Défis —
[A] Selon le texte sur les clauses abusives, qui pourra demander au juge d'ordonner la suppression des clauses dans les contrats identiques ?
[B] Rédigez la suite du texte sur la lutte contre les clauses abusives, après sa dernière phrase.

Texte fourni —
════════════════════
La lutte contre les clauses abusives va changer d'échelle : de l'échelle individuelle, on passera à l'échelle généralisée. Ce nouveau droit permettra de purger les contrats des clauses abusives qu'ils contiennent grâce à l'effet erga omnes, du nom de la fameuse locution latine. La DGCCRF et les associations de consommateurs pourront demander au juge d'ordonner la suppression des clauses dans les contrats qui sont identiques à celui pour lequel il a été saisi et qui ont été conclus par le même professionnel avec d'autres consommateurs.
Dès lors, les consommateurs seront plus efficacement protégés : la décision rendue pourra bénéficier à des consommateurs qui n'auront pas été parties à l'instance sans qu'ils aient à intenter une action en justice.
Pour les auteurs de fraudes économiques, les sanctions pénales seront alourdies afin de dissuader les professionnels de commettre des infractions.
════════════════════
Extraits des items —
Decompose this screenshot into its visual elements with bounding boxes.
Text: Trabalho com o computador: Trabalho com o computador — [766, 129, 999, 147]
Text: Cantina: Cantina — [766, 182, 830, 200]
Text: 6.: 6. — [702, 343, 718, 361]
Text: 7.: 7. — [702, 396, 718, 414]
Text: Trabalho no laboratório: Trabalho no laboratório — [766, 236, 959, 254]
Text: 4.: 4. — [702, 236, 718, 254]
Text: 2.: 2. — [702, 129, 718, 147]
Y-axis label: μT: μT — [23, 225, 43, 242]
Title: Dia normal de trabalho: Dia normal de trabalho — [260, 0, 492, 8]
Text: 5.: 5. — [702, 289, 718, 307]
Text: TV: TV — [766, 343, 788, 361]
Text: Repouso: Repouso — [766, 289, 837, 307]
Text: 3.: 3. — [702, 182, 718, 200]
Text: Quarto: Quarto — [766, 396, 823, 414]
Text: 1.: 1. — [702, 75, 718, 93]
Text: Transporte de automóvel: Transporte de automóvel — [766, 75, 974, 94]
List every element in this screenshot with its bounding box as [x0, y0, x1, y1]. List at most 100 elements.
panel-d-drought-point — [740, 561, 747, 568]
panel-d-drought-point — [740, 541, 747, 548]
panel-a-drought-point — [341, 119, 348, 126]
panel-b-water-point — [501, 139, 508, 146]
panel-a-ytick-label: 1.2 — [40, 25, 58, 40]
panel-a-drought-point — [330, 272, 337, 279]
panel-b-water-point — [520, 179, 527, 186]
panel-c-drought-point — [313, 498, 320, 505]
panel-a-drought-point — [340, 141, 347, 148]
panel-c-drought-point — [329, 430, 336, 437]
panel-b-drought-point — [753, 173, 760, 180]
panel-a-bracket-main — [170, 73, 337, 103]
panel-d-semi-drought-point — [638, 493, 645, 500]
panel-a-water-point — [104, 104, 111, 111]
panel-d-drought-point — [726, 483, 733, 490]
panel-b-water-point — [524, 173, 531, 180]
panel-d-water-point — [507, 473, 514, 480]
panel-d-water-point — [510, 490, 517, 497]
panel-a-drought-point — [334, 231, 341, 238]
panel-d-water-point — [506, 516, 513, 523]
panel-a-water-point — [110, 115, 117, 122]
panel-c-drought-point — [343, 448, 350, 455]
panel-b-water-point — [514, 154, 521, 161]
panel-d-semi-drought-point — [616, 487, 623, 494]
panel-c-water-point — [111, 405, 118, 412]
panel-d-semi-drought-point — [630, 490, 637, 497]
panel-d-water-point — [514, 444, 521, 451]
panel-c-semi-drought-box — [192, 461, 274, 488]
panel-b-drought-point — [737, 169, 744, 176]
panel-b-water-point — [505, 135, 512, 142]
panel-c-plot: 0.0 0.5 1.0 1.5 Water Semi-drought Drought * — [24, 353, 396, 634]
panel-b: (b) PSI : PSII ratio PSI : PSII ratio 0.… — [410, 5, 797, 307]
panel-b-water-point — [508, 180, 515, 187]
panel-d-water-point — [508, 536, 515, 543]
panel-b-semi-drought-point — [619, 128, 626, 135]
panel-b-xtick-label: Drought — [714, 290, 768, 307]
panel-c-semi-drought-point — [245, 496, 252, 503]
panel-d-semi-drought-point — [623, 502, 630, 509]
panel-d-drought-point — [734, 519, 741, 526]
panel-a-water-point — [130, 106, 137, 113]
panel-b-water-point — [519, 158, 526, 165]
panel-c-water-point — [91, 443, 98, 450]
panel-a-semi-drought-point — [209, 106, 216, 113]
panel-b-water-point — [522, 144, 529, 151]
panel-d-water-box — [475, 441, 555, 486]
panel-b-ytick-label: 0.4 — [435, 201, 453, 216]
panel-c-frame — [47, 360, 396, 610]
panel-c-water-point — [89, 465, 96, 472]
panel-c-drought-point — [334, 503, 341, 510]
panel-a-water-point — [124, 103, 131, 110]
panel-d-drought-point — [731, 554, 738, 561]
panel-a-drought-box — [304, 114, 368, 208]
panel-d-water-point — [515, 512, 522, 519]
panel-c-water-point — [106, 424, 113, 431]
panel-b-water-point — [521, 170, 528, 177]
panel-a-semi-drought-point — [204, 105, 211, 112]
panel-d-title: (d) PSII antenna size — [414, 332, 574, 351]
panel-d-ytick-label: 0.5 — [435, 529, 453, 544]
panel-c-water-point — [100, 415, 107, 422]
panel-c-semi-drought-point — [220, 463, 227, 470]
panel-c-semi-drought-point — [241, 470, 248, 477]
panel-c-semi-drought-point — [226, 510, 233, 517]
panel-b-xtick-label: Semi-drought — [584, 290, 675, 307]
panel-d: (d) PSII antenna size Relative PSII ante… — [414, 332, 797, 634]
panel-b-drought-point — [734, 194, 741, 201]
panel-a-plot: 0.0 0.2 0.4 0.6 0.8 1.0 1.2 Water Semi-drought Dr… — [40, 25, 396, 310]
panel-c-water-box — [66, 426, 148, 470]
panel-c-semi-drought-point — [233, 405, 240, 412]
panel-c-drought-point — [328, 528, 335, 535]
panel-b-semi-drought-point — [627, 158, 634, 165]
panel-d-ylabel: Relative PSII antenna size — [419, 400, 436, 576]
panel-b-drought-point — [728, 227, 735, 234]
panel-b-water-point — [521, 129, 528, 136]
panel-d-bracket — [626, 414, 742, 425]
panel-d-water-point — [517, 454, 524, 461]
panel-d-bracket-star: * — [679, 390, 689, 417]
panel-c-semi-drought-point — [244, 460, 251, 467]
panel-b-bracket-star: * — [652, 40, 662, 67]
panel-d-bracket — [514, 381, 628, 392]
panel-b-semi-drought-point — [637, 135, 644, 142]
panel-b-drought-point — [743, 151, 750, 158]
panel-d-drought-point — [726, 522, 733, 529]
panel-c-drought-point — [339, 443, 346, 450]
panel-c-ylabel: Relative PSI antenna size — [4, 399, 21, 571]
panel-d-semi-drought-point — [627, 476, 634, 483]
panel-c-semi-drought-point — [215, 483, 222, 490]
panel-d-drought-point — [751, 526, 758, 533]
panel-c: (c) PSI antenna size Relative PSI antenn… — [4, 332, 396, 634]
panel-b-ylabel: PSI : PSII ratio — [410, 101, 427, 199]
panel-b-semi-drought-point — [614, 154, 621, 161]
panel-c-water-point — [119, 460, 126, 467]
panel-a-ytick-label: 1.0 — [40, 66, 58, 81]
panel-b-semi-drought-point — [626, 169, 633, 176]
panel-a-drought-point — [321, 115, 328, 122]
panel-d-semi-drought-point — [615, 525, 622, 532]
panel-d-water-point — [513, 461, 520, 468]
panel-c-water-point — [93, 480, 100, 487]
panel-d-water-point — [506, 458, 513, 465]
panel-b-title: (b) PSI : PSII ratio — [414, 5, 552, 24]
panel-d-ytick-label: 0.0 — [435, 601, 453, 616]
════════════════════
Réponses aux exercices —
[A] La DGCCRF et les associations de consommateurs.

[B]
Le plafond des amendes sera relevé et le juge pourra prononcer des amendes atteignant jusqu'à 10 % du chiffre d'affaires pour tenir compte du profit réalisé. Ces mesures vont aussi dans le bon sens, mais les députés du groupe RRDP pensent que la publicité des amendes est indispensable pour que celles-ci soient réellement dissuasives, notamment pour les infractions qui concernent les relations commerciales entre les distributeurs et les fournisseurs.
Telles sont les dispositions du texte pour lesquelles vous pourrez compter sur notre soutien sans faille.
Nous pensons toutefois pouvoir vous aider à améliorer encore l'équilibre du texte qui a été adopté par la commission.
Comme beaucoup de collègues, quels que soient les bancs sur lesquels ils siègent dans cet hémicycle, nous pensons que votre projet comporte aussi des lacunes que nos débats en séance publique doivent nous permettre de combler.
En effet, sur le crédit à la consommation, et tout particulièrement le crédit renouvelable, comme sur les relations entre fournisseurs et distributeurs, nous devons faire mieux. Le contexte économique dégradé auquel la France doit faire face nous oblige à être plus audacieux.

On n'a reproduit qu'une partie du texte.